-- begin --

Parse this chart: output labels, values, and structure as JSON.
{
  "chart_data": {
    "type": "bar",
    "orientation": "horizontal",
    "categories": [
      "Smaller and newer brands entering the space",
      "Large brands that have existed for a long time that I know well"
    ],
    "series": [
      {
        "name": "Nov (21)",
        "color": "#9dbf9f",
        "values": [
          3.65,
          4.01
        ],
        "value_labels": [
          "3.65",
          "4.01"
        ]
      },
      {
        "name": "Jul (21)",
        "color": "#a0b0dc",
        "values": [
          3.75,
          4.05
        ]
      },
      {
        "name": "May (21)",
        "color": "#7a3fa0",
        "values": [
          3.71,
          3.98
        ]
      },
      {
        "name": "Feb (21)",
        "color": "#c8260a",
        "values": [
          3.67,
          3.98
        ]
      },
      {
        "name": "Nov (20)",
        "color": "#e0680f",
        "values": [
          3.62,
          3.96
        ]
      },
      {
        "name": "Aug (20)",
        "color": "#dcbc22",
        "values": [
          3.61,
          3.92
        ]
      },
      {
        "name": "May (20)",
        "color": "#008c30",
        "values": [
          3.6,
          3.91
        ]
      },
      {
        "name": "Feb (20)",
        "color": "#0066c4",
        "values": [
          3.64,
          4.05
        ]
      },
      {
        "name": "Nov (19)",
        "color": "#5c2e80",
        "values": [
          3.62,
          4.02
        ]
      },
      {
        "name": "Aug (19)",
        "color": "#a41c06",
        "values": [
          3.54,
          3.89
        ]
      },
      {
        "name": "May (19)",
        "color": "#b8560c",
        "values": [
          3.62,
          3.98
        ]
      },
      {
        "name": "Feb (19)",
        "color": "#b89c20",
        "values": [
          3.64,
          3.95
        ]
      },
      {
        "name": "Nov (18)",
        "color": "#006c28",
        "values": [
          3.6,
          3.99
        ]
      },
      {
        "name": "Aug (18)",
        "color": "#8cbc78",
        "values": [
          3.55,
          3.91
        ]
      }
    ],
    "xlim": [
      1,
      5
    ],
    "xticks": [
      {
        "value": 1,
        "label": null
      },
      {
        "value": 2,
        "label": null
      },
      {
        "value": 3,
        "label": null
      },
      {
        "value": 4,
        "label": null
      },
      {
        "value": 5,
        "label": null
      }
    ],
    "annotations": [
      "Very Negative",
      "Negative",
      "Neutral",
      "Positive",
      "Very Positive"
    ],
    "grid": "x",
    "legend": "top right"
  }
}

-- end --

• **What is being asked**: Copy out all of the lines above exactly.

• **Answer to this task**:
Parse this chart: output labels, values, and structure as JSON.
{
  "chart_data": {
    "type": "bar",
    "orientation": "horizontal",
    "categories": [
      "Smaller and newer brands entering the space",
      "Large brands that have existed for a long time that I know well"
    ],
    "series": [
      {
        "name": "Nov (21)",
        "color": "#9dbf9f",
        "values": [
          3.65,
          4.01
        ],
        "value_labels": [
          "3.65",
          "4.01"
        ]
      },
      {
        "name": "Jul (21)",
        "color": "#a0b0dc",
        "values": [
          3.75,
          4.05
        ]
      },
      {
        "name": "May (21)",
        "color": "#7a3fa0",
        "values": [
          3.71,
          3.98
        ]
      },
      {
        "name": "Feb (21)",
        "color": "#c8260a",
        "values": [
          3.67,
          3.98
        ]
      },
      {
        "name": "Nov (20)",
        "color": "#e0680f",
        "values": [
          3.62,
          3.96
        ]
      },
      {
        "name": "Aug (20)",
        "color": "#dcbc22",
        "values": [
          3.61,
          3.92
        ]
      },
      {
        "name": "May (20)",
        "color": "#008c30",
        "values": [
          3.6,
          3.91
        ]
      },
      {
        "name": "Feb (20)",
        "color": "#0066c4",
        "values": [
          3.64,
          4.05
        ]
      },
      {
        "name": "Nov (19)",
        "color": "#5c2e80",
        "values": [
          3.62,
          4.02
        ]
      },
      {
        "name": "Aug (19)",
        "color": "#a41c06",
        "values": [
          3.54,
          3.89
        ]
      },
      {
        "name": "May (19)",
        "color": "#b8560c",
        "values": [
          3.62,
          3.98
        ]
      },
      {
        "name": "Feb (19)",
        "color": "#b89c20",
        "values": [
          3.64,
          3.95
        ]
      },
      {
        "name": "Nov (18)",
        "color": "#006c28",
        "values": [
          3.6,
          3.99
        ]
      },
      {
        "name": "Aug (18)",
        "color": "#8cbc78",
        "values": [
          3.55,
          3.91
        ]
      }
    ],
    "xlim": [
      1,
      5
    ],
    "xticks": [
      {
        "value": 1,
        "label": null
      },
      {
        "value": 2,
        "label": null
      },
      {
        "value": 3,
        "label": null
      },
      {
        "value": 4,
        "label": null
      },
      {
        "value": 5,
        "label": null
      }
    ],
    "annotations": [
      "Very Negative",
      "Negative",
      "Neutral",
      "Positive",
      "Very Positive"
    ],
    "grid": "x",
    "legend": "top right"
  }
}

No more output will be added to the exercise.